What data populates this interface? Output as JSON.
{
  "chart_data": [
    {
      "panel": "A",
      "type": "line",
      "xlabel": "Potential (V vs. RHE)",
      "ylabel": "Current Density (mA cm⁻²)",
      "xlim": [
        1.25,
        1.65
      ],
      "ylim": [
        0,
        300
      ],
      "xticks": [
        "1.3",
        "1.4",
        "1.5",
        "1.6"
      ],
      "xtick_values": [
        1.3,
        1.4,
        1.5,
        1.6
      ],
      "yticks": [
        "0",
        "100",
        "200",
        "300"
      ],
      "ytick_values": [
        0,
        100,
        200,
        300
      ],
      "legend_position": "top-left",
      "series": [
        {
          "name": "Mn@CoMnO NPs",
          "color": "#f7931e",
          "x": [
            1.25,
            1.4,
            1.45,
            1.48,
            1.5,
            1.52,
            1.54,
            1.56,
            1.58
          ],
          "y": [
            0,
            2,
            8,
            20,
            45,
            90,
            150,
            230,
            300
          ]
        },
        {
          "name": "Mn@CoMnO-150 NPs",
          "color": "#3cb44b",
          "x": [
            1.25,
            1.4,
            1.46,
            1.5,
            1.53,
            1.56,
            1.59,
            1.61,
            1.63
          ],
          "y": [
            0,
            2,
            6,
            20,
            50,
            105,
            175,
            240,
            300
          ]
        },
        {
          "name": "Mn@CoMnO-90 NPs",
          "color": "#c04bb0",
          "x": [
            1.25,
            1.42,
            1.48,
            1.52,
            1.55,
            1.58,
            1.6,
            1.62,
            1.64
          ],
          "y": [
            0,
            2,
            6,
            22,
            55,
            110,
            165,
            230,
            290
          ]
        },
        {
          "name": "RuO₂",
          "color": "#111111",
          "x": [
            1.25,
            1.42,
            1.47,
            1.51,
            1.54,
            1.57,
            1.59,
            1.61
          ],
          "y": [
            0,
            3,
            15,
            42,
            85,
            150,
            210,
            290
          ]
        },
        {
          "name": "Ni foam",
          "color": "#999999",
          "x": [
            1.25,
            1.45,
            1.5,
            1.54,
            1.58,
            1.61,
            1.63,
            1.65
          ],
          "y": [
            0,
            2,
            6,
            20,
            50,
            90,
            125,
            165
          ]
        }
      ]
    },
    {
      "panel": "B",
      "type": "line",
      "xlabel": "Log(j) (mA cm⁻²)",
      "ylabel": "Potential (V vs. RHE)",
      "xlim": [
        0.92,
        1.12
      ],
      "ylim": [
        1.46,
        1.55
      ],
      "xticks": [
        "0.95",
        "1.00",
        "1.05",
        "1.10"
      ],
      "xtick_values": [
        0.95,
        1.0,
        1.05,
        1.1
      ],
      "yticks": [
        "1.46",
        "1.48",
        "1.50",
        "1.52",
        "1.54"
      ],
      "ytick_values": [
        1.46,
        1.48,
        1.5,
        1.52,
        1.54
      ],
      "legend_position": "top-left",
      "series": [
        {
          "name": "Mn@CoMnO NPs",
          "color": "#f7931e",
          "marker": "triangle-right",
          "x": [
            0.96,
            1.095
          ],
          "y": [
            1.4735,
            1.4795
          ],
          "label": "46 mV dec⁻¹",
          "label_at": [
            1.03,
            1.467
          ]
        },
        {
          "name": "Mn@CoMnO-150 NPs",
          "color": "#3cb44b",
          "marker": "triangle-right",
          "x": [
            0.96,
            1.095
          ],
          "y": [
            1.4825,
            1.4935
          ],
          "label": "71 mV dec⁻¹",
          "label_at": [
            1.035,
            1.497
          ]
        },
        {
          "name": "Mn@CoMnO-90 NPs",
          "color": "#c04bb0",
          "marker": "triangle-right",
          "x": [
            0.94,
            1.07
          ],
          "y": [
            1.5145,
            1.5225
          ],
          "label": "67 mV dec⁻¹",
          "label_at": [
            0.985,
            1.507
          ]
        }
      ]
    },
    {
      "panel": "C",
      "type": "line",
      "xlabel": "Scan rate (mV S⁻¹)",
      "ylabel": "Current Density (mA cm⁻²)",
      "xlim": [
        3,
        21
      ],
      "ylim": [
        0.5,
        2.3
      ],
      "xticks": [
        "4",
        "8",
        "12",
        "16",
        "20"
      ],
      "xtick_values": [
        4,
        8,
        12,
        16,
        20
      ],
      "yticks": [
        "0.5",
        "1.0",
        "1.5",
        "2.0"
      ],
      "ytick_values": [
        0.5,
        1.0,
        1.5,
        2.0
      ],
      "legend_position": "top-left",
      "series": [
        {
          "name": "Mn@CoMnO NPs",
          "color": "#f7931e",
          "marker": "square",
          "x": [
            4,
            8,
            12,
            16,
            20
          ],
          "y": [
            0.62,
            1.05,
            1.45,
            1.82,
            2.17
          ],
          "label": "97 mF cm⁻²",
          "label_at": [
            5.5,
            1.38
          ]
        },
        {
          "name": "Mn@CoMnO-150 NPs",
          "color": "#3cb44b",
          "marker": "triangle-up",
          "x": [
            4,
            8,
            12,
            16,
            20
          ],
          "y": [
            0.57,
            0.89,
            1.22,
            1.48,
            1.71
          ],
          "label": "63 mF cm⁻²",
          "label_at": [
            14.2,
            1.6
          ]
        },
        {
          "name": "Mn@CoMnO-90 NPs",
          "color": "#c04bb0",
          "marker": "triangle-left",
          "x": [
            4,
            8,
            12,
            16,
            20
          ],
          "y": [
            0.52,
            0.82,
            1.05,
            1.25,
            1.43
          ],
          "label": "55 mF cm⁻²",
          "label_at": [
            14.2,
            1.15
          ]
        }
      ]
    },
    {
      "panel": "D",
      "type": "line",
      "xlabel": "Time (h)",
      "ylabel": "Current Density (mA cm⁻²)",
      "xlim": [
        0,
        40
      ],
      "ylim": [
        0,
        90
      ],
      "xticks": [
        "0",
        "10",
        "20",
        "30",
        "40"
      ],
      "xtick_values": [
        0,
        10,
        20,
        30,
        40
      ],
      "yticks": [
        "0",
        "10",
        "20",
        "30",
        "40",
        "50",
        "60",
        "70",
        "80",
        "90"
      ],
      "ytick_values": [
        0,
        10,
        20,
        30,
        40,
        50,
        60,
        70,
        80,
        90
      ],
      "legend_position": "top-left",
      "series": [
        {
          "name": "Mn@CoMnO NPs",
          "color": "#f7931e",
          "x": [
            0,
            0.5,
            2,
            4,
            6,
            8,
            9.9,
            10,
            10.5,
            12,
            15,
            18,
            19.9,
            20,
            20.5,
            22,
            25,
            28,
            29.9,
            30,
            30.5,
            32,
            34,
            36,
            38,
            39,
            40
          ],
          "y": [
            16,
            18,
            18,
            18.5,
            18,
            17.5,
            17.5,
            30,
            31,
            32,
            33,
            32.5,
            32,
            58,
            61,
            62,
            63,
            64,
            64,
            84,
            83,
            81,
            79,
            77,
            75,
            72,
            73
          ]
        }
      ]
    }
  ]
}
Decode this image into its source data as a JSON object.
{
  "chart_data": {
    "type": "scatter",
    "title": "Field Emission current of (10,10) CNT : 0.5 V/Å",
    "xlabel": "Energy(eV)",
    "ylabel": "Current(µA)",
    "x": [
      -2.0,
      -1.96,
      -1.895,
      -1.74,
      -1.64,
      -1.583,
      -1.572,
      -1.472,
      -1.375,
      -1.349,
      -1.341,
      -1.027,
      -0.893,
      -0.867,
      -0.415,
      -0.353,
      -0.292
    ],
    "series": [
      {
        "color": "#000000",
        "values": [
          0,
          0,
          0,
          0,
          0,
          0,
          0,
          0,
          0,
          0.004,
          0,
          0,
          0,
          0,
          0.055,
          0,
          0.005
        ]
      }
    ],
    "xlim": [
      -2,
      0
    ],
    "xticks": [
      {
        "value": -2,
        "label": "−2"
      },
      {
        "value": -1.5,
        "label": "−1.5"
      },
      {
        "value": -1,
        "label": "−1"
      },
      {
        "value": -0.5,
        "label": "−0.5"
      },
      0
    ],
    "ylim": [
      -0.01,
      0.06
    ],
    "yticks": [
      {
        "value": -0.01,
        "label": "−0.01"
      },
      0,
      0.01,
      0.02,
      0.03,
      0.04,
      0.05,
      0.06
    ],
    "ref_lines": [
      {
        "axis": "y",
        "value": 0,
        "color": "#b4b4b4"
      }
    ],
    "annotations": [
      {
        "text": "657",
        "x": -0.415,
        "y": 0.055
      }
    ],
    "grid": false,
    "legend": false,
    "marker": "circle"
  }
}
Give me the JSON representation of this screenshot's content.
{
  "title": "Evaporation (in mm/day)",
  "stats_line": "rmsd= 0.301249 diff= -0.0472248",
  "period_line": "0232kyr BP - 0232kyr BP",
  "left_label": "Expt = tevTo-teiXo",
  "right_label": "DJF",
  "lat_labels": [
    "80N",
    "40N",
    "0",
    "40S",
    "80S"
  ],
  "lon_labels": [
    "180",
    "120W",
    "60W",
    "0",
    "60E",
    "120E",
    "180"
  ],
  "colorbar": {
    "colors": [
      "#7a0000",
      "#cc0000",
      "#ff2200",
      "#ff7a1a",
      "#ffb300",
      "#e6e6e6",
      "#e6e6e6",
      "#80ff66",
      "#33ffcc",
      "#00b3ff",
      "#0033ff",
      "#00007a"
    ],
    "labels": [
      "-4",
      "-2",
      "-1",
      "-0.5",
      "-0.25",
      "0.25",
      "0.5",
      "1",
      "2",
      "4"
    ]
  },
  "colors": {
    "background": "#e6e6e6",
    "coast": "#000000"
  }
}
········
- _Task description_: Copy every line of the entries above in which "JSON" occurs.

- _Correct response_:
What data populates this interface? Output as JSON.
Decode this image into its source data as a JSON object.
Give me the JSON representation of this screenshot's content.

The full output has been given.